## GIVEN PROBLEM
Using the data below, gather each line that includes the word "caption".

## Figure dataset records

···

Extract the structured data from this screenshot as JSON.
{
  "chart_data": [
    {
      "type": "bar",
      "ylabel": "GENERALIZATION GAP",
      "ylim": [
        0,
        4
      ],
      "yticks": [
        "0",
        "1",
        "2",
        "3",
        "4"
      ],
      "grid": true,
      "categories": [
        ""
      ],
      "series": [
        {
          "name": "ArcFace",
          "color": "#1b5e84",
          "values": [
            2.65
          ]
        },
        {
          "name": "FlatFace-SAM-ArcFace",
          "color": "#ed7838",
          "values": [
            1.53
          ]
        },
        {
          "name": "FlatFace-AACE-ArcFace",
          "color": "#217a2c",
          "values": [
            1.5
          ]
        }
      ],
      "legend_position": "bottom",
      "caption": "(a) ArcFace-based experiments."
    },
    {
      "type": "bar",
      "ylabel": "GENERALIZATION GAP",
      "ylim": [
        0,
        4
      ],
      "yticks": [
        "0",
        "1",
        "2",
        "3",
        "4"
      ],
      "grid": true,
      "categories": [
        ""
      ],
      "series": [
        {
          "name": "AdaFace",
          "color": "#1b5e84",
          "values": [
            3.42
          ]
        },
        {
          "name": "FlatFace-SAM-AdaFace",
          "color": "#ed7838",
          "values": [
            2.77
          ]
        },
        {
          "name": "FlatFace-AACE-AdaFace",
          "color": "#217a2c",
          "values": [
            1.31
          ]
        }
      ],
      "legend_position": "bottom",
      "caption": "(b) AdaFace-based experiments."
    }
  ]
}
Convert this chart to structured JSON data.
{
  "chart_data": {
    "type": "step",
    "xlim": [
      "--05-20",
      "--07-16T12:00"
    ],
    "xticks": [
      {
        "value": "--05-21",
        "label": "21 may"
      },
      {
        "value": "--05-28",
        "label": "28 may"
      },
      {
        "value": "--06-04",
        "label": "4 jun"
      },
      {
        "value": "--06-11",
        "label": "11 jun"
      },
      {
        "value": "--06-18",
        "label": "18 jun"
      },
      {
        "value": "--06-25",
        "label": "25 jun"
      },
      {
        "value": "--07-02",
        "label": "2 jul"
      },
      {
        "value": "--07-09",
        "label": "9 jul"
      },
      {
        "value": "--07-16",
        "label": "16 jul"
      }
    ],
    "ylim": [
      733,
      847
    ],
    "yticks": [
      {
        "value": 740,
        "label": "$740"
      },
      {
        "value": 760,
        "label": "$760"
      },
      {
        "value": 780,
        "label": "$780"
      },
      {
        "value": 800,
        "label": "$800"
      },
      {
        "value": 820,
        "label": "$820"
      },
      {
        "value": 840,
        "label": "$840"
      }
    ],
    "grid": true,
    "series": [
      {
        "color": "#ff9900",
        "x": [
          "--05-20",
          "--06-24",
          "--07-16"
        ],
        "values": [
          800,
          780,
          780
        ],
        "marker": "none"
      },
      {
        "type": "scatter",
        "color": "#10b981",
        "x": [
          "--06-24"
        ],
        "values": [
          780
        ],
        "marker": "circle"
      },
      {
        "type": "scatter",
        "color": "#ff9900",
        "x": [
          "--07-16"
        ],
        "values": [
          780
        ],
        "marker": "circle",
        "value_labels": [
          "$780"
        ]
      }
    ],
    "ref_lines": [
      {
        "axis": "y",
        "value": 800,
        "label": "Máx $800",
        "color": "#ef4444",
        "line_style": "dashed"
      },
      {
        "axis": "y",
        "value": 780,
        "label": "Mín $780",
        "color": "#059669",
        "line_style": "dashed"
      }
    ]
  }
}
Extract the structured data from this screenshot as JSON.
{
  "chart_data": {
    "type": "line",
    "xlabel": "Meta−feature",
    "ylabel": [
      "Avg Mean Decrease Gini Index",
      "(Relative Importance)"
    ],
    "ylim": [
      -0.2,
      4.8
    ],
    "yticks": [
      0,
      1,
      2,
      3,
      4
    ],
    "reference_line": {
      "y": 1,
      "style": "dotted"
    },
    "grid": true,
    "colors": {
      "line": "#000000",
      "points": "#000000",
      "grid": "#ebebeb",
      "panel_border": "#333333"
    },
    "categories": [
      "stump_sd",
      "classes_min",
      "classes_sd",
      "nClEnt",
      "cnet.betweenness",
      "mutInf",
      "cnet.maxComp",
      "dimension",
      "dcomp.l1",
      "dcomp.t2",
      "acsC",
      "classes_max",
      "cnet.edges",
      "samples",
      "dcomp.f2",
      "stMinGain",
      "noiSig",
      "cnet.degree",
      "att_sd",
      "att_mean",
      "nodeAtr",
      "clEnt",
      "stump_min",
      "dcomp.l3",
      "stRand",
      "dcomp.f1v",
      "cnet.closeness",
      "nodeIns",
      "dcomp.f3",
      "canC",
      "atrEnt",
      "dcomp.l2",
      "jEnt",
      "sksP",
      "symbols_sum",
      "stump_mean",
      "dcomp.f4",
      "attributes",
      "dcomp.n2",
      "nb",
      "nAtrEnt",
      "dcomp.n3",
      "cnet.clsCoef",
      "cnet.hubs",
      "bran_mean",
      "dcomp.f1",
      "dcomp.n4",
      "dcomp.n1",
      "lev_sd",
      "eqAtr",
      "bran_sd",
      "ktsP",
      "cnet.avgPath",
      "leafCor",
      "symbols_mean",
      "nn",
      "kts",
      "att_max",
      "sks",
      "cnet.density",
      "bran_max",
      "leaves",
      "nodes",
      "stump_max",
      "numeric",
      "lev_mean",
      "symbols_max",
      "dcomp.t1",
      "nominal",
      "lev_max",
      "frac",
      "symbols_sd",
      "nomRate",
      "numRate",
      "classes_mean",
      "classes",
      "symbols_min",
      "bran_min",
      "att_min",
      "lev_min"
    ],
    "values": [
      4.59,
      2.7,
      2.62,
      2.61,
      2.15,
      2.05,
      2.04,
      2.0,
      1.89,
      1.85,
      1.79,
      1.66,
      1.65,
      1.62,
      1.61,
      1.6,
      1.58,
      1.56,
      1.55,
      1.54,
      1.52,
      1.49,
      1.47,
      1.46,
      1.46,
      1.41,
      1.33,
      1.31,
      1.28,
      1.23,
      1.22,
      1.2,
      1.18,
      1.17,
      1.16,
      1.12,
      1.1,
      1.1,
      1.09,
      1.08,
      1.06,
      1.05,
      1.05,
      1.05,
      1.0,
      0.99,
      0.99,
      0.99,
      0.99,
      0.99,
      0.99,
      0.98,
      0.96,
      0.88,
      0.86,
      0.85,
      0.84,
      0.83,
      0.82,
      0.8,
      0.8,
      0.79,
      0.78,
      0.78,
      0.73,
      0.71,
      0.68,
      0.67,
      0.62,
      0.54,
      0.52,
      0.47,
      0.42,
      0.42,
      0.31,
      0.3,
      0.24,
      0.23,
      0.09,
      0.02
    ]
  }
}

···

## TASK SOLUTION
      "caption": "(a) ArcFace-based experiments."
      "caption": "(b) AdaFace-based experiments."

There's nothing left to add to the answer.